WORK TO DO - A single number is the answer here: how many lines of the entries contain "JSON"?

* start RECORDS PROVIDED *

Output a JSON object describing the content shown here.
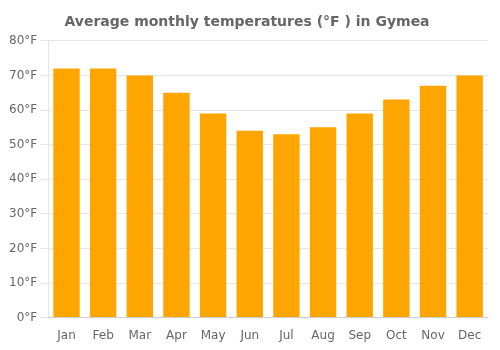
{
  "chart_data": {
    "type": "bar",
    "title": "Average monthly temperatures (°F ) in Gymea",
    "categories": [
      "Jan",
      "Feb",
      "Mar",
      "Apr",
      "May",
      "Jun",
      "Jul",
      "Aug",
      "Sep",
      "Oct",
      "Nov",
      "Dec"
    ],
    "values": [
      72,
      72,
      70,
      65,
      59,
      54,
      53,
      55,
      59,
      63,
      67,
      70
    ],
    "color": "#FFA500",
    "ylim": [
      0,
      80
    ],
    "yticks": [
      {
        "value": 0,
        "label": "0°F"
      },
      {
        "value": 10,
        "label": "10°F"
      },
      {
        "value": 20,
        "label": "20°F"
      },
      {
        "value": 30,
        "label": "30°F"
      },
      {
        "value": 40,
        "label": "40°F"
      },
      {
        "value": 50,
        "label": "50°F"
      },
      {
        "value": 60,
        "label": "60°F"
      },
      {
        "value": 70,
        "label": "70°F"
      },
      {
        "value": 80,
        "label": "80°F"
      }
    ],
    "grid": true
  }
}
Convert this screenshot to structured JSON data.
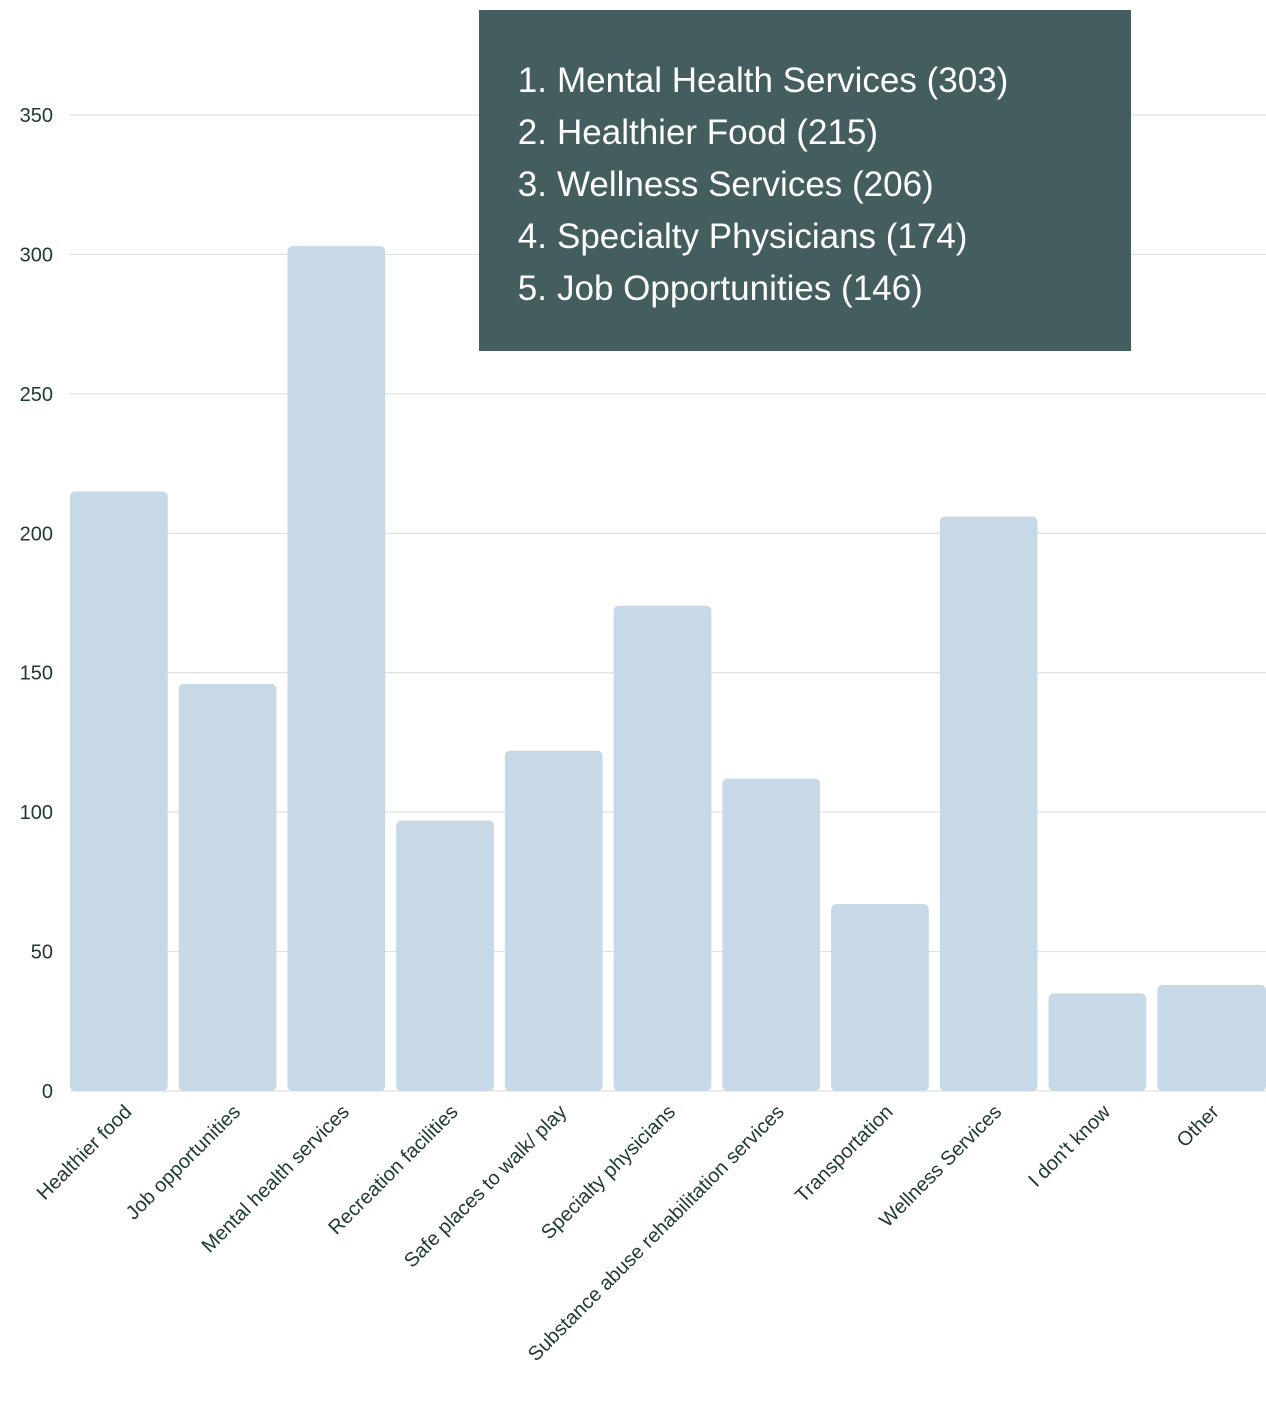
{
  "chart_data": {
    "type": "bar",
    "categories": [
      "Healthier food",
      "Job opportunities",
      "Mental health services",
      "Recreation facilities",
      "Safe places to walk/ play",
      "Specialty physicians",
      "Substance abuse rehabilitation services",
      "Transportation",
      "Wellness Services",
      "I don't know",
      "Other"
    ],
    "values": [
      215,
      146,
      303,
      97,
      122,
      174,
      112,
      67,
      206,
      35,
      38
    ],
    "ylim": [
      0,
      350
    ],
    "yticks": [
      0,
      50,
      100,
      150,
      200,
      250,
      300,
      350
    ],
    "grid": true,
    "bar_color": "#c7d9e6",
    "title": "",
    "xlabel": "",
    "ylabel": ""
  },
  "summary": {
    "background_color": "#445d5f",
    "items": [
      {
        "num": "1.",
        "text": "Mental Health Services (303)"
      },
      {
        "num": "2.",
        "text": "Healthier Food (215)"
      },
      {
        "num": "3.",
        "text": "Wellness Services (206)"
      },
      {
        "num": "4.",
        "text": "Specialty Physicians (174)"
      },
      {
        "num": "5.",
        "text": "Job Opportunities (146)"
      }
    ]
  }
}
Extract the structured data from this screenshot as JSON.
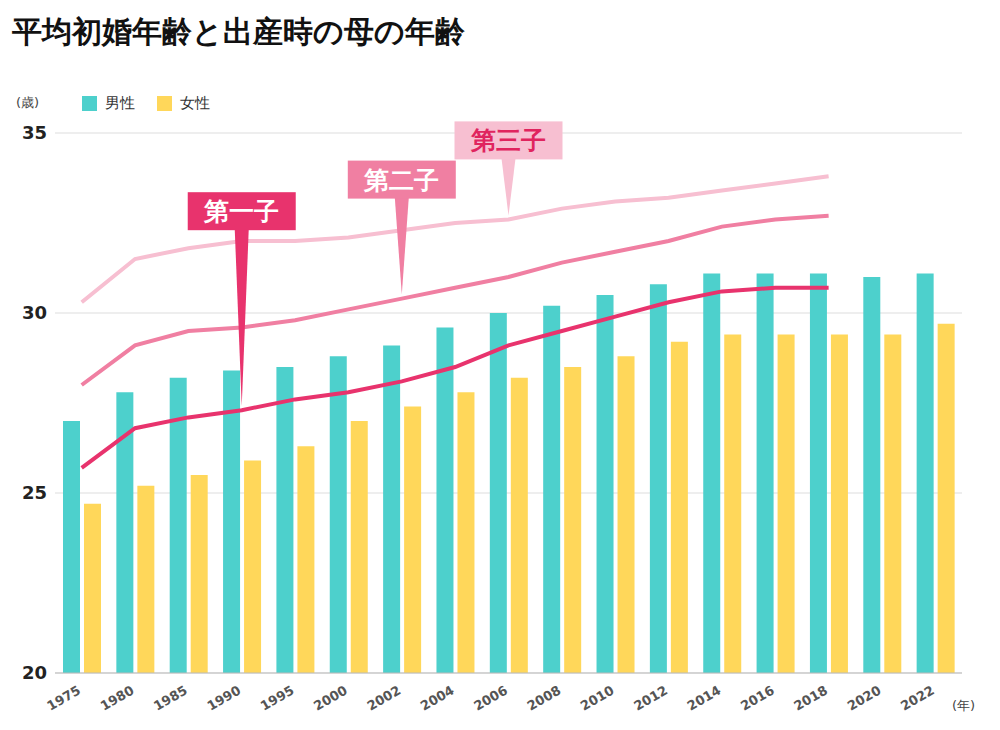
{
  "chart_data": {
    "type": "bar",
    "title": "平均初婚年齢と出産時の母の年齢",
    "y_label": "(歳)",
    "x_label": "(年)",
    "categories": [
      "1975",
      "1980",
      "1985",
      "1990",
      "1995",
      "2000",
      "2002",
      "2004",
      "2006",
      "2008",
      "2010",
      "2012",
      "2014",
      "2016",
      "2018",
      "2020",
      "2022"
    ],
    "series": [
      {
        "name": "男性",
        "type": "bar",
        "color": "#4dd0cc",
        "values": [
          27.0,
          27.8,
          28.2,
          28.4,
          28.5,
          28.8,
          29.1,
          29.6,
          30.0,
          30.2,
          30.5,
          30.8,
          31.1,
          31.1,
          31.1,
          31.0,
          31.1
        ]
      },
      {
        "name": "女性",
        "type": "bar",
        "color": "#ffd75a",
        "values": [
          24.7,
          25.2,
          25.5,
          25.9,
          26.3,
          27.0,
          27.4,
          27.8,
          28.2,
          28.5,
          28.8,
          29.2,
          29.4,
          29.4,
          29.4,
          29.4,
          29.7
        ]
      },
      {
        "name": "第一子",
        "type": "line",
        "color": "#e8336d",
        "values": [
          25.7,
          26.8,
          27.1,
          27.3,
          27.6,
          27.8,
          28.1,
          28.5,
          29.1,
          29.5,
          29.9,
          30.3,
          30.6,
          30.7,
          30.7,
          null,
          null
        ]
      },
      {
        "name": "第二子",
        "type": "line",
        "color": "#f07fa2",
        "values": [
          28.0,
          29.1,
          29.5,
          29.6,
          29.8,
          30.1,
          30.4,
          30.7,
          31.0,
          31.4,
          31.7,
          32.0,
          32.4,
          32.6,
          32.7,
          null,
          null
        ]
      },
      {
        "name": "第三子",
        "type": "line",
        "color": "#f7bfd1",
        "values": [
          30.3,
          31.5,
          31.8,
          32.0,
          32.0,
          32.1,
          32.3,
          32.5,
          32.6,
          32.9,
          33.1,
          33.2,
          33.4,
          33.6,
          33.8,
          null,
          null
        ]
      }
    ],
    "ylim": [
      20,
      35
    ],
    "yticks": [
      20,
      25,
      30,
      35
    ],
    "grid": true,
    "legend": "top-left"
  }
}
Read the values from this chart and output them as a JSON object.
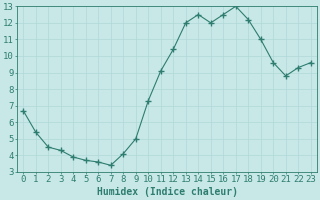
{
  "x": [
    0,
    1,
    2,
    3,
    4,
    5,
    6,
    7,
    8,
    9,
    10,
    11,
    12,
    13,
    14,
    15,
    16,
    17,
    18,
    19,
    20,
    21,
    22,
    23
  ],
  "y": [
    6.7,
    5.4,
    4.5,
    4.3,
    3.9,
    3.7,
    3.6,
    3.4,
    4.1,
    5.0,
    7.3,
    9.1,
    10.4,
    12.0,
    12.5,
    12.0,
    12.5,
    13.0,
    12.2,
    11.0,
    9.6,
    8.8,
    9.3,
    9.6
  ],
  "line_color": "#2e7d6e",
  "marker": "+",
  "marker_size": 4,
  "bg_color": "#c8e8e8",
  "grid_color": "#b0d8d8",
  "xlabel": "Humidex (Indice chaleur)",
  "xlim": [
    -0.5,
    23.5
  ],
  "ylim": [
    3,
    13
  ],
  "yticks": [
    3,
    4,
    5,
    6,
    7,
    8,
    9,
    10,
    11,
    12,
    13
  ],
  "xticks": [
    0,
    1,
    2,
    3,
    4,
    5,
    6,
    7,
    8,
    9,
    10,
    11,
    12,
    13,
    14,
    15,
    16,
    17,
    18,
    19,
    20,
    21,
    22,
    23
  ],
  "tick_color": "#2e7d6e",
  "label_color": "#2e7d6e",
  "axis_color": "#2e7d6e",
  "xlabel_fontsize": 7,
  "tick_fontsize": 6.5
}
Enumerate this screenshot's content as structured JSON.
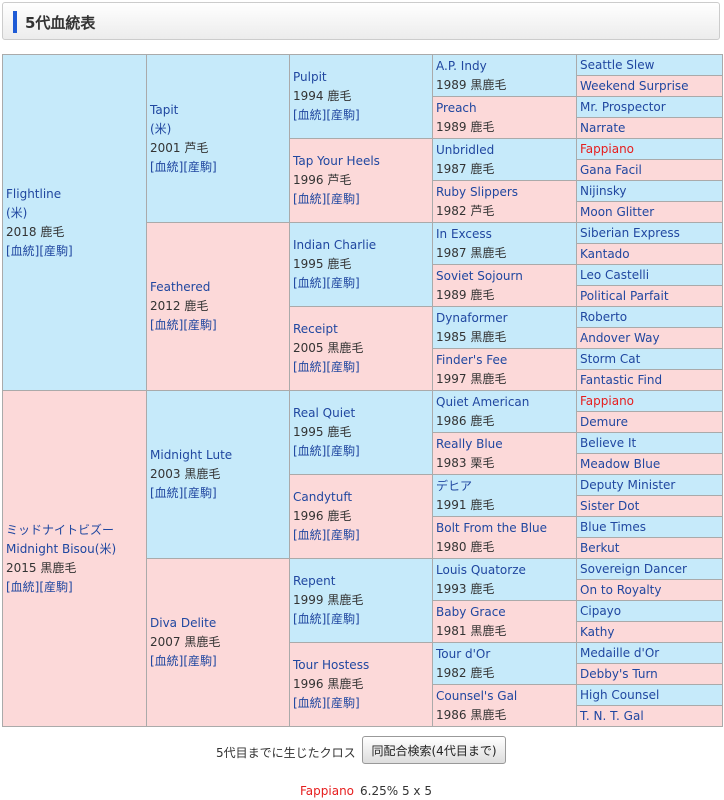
{
  "title": "5代血統表",
  "link_pedigree": "[血統]",
  "link_foal": "[産駒]",
  "horses": {
    "g1": [
      {
        "name": "Flightline",
        "origin": "(米)",
        "year": "2018 鹿毛",
        "sex": "m"
      },
      {
        "name": "ミッドナイトビズー",
        "name2": "Midnight Bisou",
        "origin": "(米)",
        "year": "2015 黒鹿毛",
        "sex": "f"
      }
    ],
    "g2": [
      {
        "name": "Tapit",
        "origin": "(米)",
        "year": "2001 芦毛",
        "sex": "m"
      },
      {
        "name": "Feathered",
        "year": "2012 鹿毛",
        "sex": "f"
      },
      {
        "name": "Midnight Lute",
        "year": "2003 黒鹿毛",
        "sex": "m"
      },
      {
        "name": "Diva Delite",
        "year": "2007 黒鹿毛",
        "sex": "f"
      }
    ],
    "g3": [
      {
        "name": "Pulpit",
        "year": "1994 鹿毛",
        "sex": "m"
      },
      {
        "name": "Tap Your Heels",
        "year": "1996 芦毛",
        "sex": "f"
      },
      {
        "name": "Indian Charlie",
        "year": "1995 鹿毛",
        "sex": "m"
      },
      {
        "name": "Receipt",
        "year": "2005 黒鹿毛",
        "sex": "f"
      },
      {
        "name": "Real Quiet",
        "year": "1995 鹿毛",
        "sex": "m"
      },
      {
        "name": "Candytuft",
        "year": "1996 鹿毛",
        "sex": "f"
      },
      {
        "name": "Repent",
        "year": "1999 黒鹿毛",
        "sex": "m"
      },
      {
        "name": "Tour Hostess",
        "year": "1996 黒鹿毛",
        "sex": "f"
      }
    ],
    "g4": [
      {
        "name": "A.P. Indy",
        "year": "1989 黒鹿毛",
        "sex": "m"
      },
      {
        "name": "Preach",
        "year": "1989 鹿毛",
        "sex": "f"
      },
      {
        "name": "Unbridled",
        "year": "1987 鹿毛",
        "sex": "m"
      },
      {
        "name": "Ruby Slippers",
        "year": "1982 芦毛",
        "sex": "f"
      },
      {
        "name": "In Excess",
        "year": "1987 黒鹿毛",
        "sex": "m"
      },
      {
        "name": "Soviet Sojourn",
        "year": "1989 鹿毛",
        "sex": "f"
      },
      {
        "name": "Dynaformer",
        "year": "1985 黒鹿毛",
        "sex": "m"
      },
      {
        "name": "Finder's Fee",
        "year": "1997 黒鹿毛",
        "sex": "f"
      },
      {
        "name": "Quiet American",
        "year": "1986 鹿毛",
        "sex": "m"
      },
      {
        "name": "Really Blue",
        "year": "1983 栗毛",
        "sex": "f"
      },
      {
        "name": "デヒア",
        "year": "1991 鹿毛",
        "sex": "m"
      },
      {
        "name": "Bolt From the Blue",
        "year": "1980 鹿毛",
        "sex": "f"
      },
      {
        "name": "Louis Quatorze",
        "year": "1993 鹿毛",
        "sex": "m"
      },
      {
        "name": "Baby Grace",
        "year": "1981 黒鹿毛",
        "sex": "f"
      },
      {
        "name": "Tour d'Or",
        "year": "1982 鹿毛",
        "sex": "m"
      },
      {
        "name": "Counsel's Gal",
        "year": "1986 黒鹿毛",
        "sex": "f"
      }
    ],
    "g5": [
      {
        "name": "Seattle Slew",
        "sex": "m"
      },
      {
        "name": "Weekend Surprise",
        "sex": "f"
      },
      {
        "name": "Mr. Prospector",
        "sex": "m"
      },
      {
        "name": "Narrate",
        "sex": "f"
      },
      {
        "name": "Fappiano",
        "sex": "m",
        "highlight": true
      },
      {
        "name": "Gana Facil",
        "sex": "f"
      },
      {
        "name": "Nijinsky",
        "sex": "m"
      },
      {
        "name": "Moon Glitter",
        "sex": "f"
      },
      {
        "name": "Siberian Express",
        "sex": "m"
      },
      {
        "name": "Kantado",
        "sex": "f"
      },
      {
        "name": "Leo Castelli",
        "sex": "m"
      },
      {
        "name": "Political Parfait",
        "sex": "f"
      },
      {
        "name": "Roberto",
        "sex": "m"
      },
      {
        "name": "Andover Way",
        "sex": "f"
      },
      {
        "name": "Storm Cat",
        "sex": "m"
      },
      {
        "name": "Fantastic Find",
        "sex": "f"
      },
      {
        "name": "Fappiano",
        "sex": "m",
        "highlight": true
      },
      {
        "name": "Demure",
        "sex": "f"
      },
      {
        "name": "Believe It",
        "sex": "m"
      },
      {
        "name": "Meadow Blue",
        "sex": "f"
      },
      {
        "name": "Deputy Minister",
        "sex": "m"
      },
      {
        "name": "Sister Dot",
        "sex": "f"
      },
      {
        "name": "Blue Times",
        "sex": "m"
      },
      {
        "name": "Berkut",
        "sex": "f"
      },
      {
        "name": "Sovereign Dancer",
        "sex": "m"
      },
      {
        "name": "On to Royalty",
        "sex": "f"
      },
      {
        "name": "Cipayo",
        "sex": "m"
      },
      {
        "name": "Kathy",
        "sex": "f"
      },
      {
        "name": "Medaille d'Or",
        "sex": "m"
      },
      {
        "name": "Debby's Turn",
        "sex": "f"
      },
      {
        "name": "High Counsel",
        "sex": "m"
      },
      {
        "name": "T. N. T. Gal",
        "sex": "f"
      }
    ]
  },
  "cross": {
    "label": "5代目までに生じたクロス",
    "button": "同配合検索(4代目まで)",
    "result_name": "Fappiano",
    "result_stats": "6.25%  5 x 5"
  },
  "colors": {
    "male_bg": "#c6eafa",
    "female_bg": "#fcd9d9",
    "highlight": "#e61e1e",
    "link": "#2047a0"
  }
}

* end RECORDS PROVIDED *

COMPLETED EXERCISE - 5